(Stored entries)
-*-*-

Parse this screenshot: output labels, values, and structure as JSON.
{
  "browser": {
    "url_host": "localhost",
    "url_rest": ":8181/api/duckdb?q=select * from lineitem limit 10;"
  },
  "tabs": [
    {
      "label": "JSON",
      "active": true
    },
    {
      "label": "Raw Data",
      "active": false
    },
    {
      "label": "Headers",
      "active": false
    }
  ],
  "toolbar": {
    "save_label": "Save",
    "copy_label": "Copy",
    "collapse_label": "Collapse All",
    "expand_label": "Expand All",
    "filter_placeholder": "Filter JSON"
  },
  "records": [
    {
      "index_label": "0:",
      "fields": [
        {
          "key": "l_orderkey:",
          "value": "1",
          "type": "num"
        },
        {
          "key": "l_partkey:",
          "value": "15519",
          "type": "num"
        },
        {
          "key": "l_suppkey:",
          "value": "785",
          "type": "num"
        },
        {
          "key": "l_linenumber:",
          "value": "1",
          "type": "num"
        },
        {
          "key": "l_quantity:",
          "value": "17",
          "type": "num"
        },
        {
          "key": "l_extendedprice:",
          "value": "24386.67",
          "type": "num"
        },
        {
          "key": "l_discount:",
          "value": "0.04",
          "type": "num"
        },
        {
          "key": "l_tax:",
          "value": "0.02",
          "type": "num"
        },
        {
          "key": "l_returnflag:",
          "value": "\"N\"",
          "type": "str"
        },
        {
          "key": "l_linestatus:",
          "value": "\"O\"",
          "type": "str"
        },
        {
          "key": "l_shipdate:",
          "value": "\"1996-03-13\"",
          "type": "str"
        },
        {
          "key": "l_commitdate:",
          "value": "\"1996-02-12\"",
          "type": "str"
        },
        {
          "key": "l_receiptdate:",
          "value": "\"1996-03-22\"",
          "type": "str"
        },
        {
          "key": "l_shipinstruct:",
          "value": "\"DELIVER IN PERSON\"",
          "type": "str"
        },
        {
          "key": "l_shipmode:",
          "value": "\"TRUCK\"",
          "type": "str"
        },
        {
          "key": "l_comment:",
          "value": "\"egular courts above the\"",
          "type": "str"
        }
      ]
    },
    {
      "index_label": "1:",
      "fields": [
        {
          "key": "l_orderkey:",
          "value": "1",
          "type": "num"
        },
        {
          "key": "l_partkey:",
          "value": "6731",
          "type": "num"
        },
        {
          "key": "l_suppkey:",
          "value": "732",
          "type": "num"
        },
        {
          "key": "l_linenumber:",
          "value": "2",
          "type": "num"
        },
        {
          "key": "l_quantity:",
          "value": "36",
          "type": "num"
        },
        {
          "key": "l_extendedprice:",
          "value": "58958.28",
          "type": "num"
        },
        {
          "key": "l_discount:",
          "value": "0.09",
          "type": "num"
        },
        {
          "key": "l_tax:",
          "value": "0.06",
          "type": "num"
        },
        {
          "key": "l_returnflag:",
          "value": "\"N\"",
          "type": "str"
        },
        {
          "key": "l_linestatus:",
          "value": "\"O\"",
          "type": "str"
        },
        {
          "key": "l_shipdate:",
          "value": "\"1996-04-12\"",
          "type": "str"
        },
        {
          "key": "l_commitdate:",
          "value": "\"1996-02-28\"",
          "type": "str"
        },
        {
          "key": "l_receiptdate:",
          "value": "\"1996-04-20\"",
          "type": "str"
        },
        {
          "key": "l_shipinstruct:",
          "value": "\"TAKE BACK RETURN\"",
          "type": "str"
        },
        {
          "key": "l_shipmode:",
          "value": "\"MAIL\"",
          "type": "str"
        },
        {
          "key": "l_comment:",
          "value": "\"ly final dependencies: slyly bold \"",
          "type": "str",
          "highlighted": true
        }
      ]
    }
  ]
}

-*-*-

**THE EXERCISE**
Retype the listing above in full, with no alterations.

**COMPLETED EXERCISE**
Parse this screenshot: output labels, values, and structure as JSON.
{
  "browser": {
    "url_host": "localhost",
    "url_rest": ":8181/api/duckdb?q=select * from lineitem limit 10;"
  },
  "tabs": [
    {
      "label": "JSON",
      "active": true
    },
    {
      "label": "Raw Data",
      "active": false
    },
    {
      "label": "Headers",
      "active": false
    }
  ],
  "toolbar": {
    "save_label": "Save",
    "copy_label": "Copy",
    "collapse_label": "Collapse All",
    "expand_label": "Expand All",
    "filter_placeholder": "Filter JSON"
  },
  "records": [
    {
      "index_label": "0:",
      "fields": [
        {
          "key": "l_orderkey:",
          "value": "1",
          "type": "num"
        },
        {
          "key": "l_partkey:",
          "value": "15519",
          "type": "num"
        },
        {
          "key": "l_suppkey:",
          "value": "785",
          "type": "num"
        },
        {
          "key": "l_linenumber:",
          "value": "1",
          "type": "num"
        },
        {
          "key": "l_quantity:",
          "value": "17",
          "type": "num"
        },
        {
          "key": "l_extendedprice:",
          "value": "24386.67",
          "type": "num"
        },
        {
          "key": "l_discount:",
          "value": "0.04",
          "type": "num"
        },
        {
          "key": "l_tax:",
          "value": "0.02",
          "type": "num"
        },
        {
          "key": "l_returnflag:",
          "value": "\"N\"",
          "type": "str"
        },
        {
          "key": "l_linestatus:",
          "value": "\"O\"",
          "type": "str"
        },
        {
          "key": "l_shipdate:",
          "value": "\"1996-03-13\"",
          "type": "str"
        },
        {
          "key": "l_commitdate:",
          "value": "\"1996-02-12\"",
          "type": "str"
        },
        {
          "key": "l_receiptdate:",
          "value": "\"1996-03-22\"",
          "type": "str"
        },
        {
          "key": "l_shipinstruct:",
          "value": "\"DELIVER IN PERSON\"",
          "type": "str"
        },
        {
          "key": "l_shipmode:",
          "value": "\"TRUCK\"",
          "type": "str"
        },
        {
          "key": "l_comment:",
          "value": "\"egular courts above the\"",
          "type": "str"
        }
      ]
    },
    {
      "index_label": "1:",
      "fields": [
        {
          "key": "l_orderkey:",
          "value": "1",
          "type": "num"
        },
        {
          "key": "l_partkey:",
          "value": "6731",
          "type": "num"
        },
        {
          "key": "l_suppkey:",
          "value": "732",
          "type": "num"
        },
        {
          "key": "l_linenumber:",
          "value": "2",
          "type": "num"
        },
        {
          "key": "l_quantity:",
          "value": "36",
          "type": "num"
        },
        {
          "key": "l_extendedprice:",
          "value": "58958.28",
          "type": "num"
        },
        {
          "key": "l_discount:",
          "value": "0.09",
          "type": "num"
        },
        {
          "key": "l_tax:",
          "value": "0.06",
          "type": "num"
        },
        {
          "key": "l_returnflag:",
          "value": "\"N\"",
          "type": "str"
        },
        {
          "key": "l_linestatus:",
          "value": "\"O\"",
          "type": "str"
        },
        {
          "key": "l_shipdate:",
          "value": "\"1996-04-12\"",
          "type": "str"
        },
        {
          "key": "l_commitdate:",
          "value": "\"1996-02-28\"",
          "type": "str"
        },
        {
          "key": "l_receiptdate:",
          "value": "\"1996-04-20\"",
          "type": "str"
        },
        {
          "key": "l_shipinstruct:",
          "value": "\"TAKE BACK RETURN\"",
          "type": "str"
        },
        {
          "key": "l_shipmode:",
          "value": "\"MAIL\"",
          "type": "str"
        },
        {
          "key": "l_comment:",
          "value": "\"ly final dependencies: slyly bold \"",
          "type": "str",
          "highlighted": true
        }
      ]
    }
  ]
}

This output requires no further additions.